Source records
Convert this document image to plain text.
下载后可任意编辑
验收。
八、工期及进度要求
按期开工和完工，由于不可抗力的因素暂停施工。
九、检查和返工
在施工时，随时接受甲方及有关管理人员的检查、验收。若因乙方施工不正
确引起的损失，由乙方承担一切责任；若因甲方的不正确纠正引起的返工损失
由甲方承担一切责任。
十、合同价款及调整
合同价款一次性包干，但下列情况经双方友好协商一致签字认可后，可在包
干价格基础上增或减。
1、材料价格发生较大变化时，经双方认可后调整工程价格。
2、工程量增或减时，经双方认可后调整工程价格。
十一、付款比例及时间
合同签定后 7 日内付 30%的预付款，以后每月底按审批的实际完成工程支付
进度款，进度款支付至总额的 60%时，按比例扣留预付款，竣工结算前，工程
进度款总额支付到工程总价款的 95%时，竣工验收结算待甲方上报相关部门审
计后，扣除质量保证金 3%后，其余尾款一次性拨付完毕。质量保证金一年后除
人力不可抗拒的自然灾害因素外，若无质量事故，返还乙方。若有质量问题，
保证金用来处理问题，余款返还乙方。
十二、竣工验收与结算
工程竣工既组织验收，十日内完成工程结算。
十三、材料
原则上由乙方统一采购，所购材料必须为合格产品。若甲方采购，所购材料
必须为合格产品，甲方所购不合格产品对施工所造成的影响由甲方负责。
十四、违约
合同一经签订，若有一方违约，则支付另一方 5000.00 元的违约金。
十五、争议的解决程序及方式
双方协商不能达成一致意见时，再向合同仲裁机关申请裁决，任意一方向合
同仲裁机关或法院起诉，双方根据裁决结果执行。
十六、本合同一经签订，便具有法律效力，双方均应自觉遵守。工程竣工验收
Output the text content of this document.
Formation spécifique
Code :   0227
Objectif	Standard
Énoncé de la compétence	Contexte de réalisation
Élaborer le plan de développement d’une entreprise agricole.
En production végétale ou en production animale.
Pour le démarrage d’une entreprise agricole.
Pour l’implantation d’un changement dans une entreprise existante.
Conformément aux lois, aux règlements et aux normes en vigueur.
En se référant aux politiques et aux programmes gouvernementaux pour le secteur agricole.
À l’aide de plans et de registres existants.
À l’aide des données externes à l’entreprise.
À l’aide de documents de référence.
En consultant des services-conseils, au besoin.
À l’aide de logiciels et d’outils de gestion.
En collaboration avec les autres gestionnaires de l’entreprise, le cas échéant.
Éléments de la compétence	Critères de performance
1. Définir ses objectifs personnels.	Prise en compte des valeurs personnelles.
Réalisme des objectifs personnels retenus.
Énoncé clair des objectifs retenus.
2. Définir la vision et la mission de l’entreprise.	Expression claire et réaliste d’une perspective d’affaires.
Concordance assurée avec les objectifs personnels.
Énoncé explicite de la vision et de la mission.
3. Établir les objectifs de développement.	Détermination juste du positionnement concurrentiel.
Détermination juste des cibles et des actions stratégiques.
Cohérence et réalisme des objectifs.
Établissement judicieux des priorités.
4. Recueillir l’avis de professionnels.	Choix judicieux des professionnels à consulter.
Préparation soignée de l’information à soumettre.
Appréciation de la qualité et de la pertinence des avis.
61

WHAT IS REQUIRED.
The records above are to be repeated exactly, in their entirety.

COMPLETE ANSWER.
Convert this document image to plain text.
下载后可任意编辑
验收。
八、工期及进度要求
按期开工和完工，由于不可抗力的因素暂停施工。
九、检查和返工
在施工时，随时接受甲方及有关管理人员的检查、验收。若因乙方施工不正
确引起的损失，由乙方承担一切责任；若因甲方的不正确纠正引起的返工损失
由甲方承担一切责任。
十、合同价款及调整
合同价款一次性包干，但下列情况经双方友好协商一致签字认可后，可在包
干价格基础上增或减。
1、材料价格发生较大变化时，经双方认可后调整工程价格。
2、工程量增或减时，经双方认可后调整工程价格。
十一、付款比例及时间
合同签定后 7 日内付 30%的预付款，以后每月底按审批的实际完成工程支付
进度款，进度款支付至总额的 60%时，按比例扣留预付款，竣工结算前，工程
进度款总额支付到工程总价款的 95%时，竣工验收结算待甲方上报相关部门审
计后，扣除质量保证金 3%后，其余尾款一次性拨付完毕。质量保证金一年后除
人力不可抗拒的自然灾害因素外，若无质量事故，返还乙方。若有质量问题，
保证金用来处理问题，余款返还乙方。
十二、竣工验收与结算
工程竣工既组织验收，十日内完成工程结算。
十三、材料
原则上由乙方统一采购，所购材料必须为合格产品。若甲方采购，所购材料
必须为合格产品，甲方所购不合格产品对施工所造成的影响由甲方负责。
十四、违约
合同一经签订，若有一方违约，则支付另一方 5000.00 元的违约金。
十五、争议的解决程序及方式
双方协商不能达成一致意见时，再向合同仲裁机关申请裁决，任意一方向合
同仲裁机关或法院起诉，双方根据裁决结果执行。
十六、本合同一经签订，便具有法律效力，双方均应自觉遵守。工程竣工验收
Output the text content of this document.
Formation spécifique
Code :   0227
Objectif	Standard
Énoncé de la compétence	Contexte de réalisation
Élaborer le plan de développement d’une entreprise agricole.
En production végétale ou en production animale.
Pour le démarrage d’une entreprise agricole.
Pour l’implantation d’un changement dans une entreprise existante.
Conformément aux lois, aux règlements et aux normes en vigueur.
En se référant aux politiques et aux programmes gouvernementaux pour le secteur agricole.
À l’aide de plans et de registres existants.
À l’aide des données externes à l’entreprise.
À l’aide de documents de référence.
En consultant des services-conseils, au besoin.
À l’aide de logiciels et d’outils de gestion.
En collaboration avec les autres gestionnaires de l’entreprise, le cas échéant.
Éléments de la compétence	Critères de performance
1. Définir ses objectifs personnels.	Prise en compte des valeurs personnelles.
Réalisme des objectifs personnels retenus.
Énoncé clair des objectifs retenus.
2. Définir la vision et la mission de l’entreprise.	Expression claire et réaliste d’une perspective d’affaires.
Concordance assurée avec les objectifs personnels.
Énoncé explicite de la vision et de la mission.
3. Établir les objectifs de développement.	Détermination juste du positionnement concurrentiel.
Détermination juste des cibles et des actions stratégiques.
Cohérence et réalisme des objectifs.
Établissement judicieux des priorités.
4. Recueillir l’avis de professionnels.	Choix judicieux des professionnels à consulter.
Préparation soignée de l’information à soumettre.
Appréciation de la qualité et de la pertinence des avis.
61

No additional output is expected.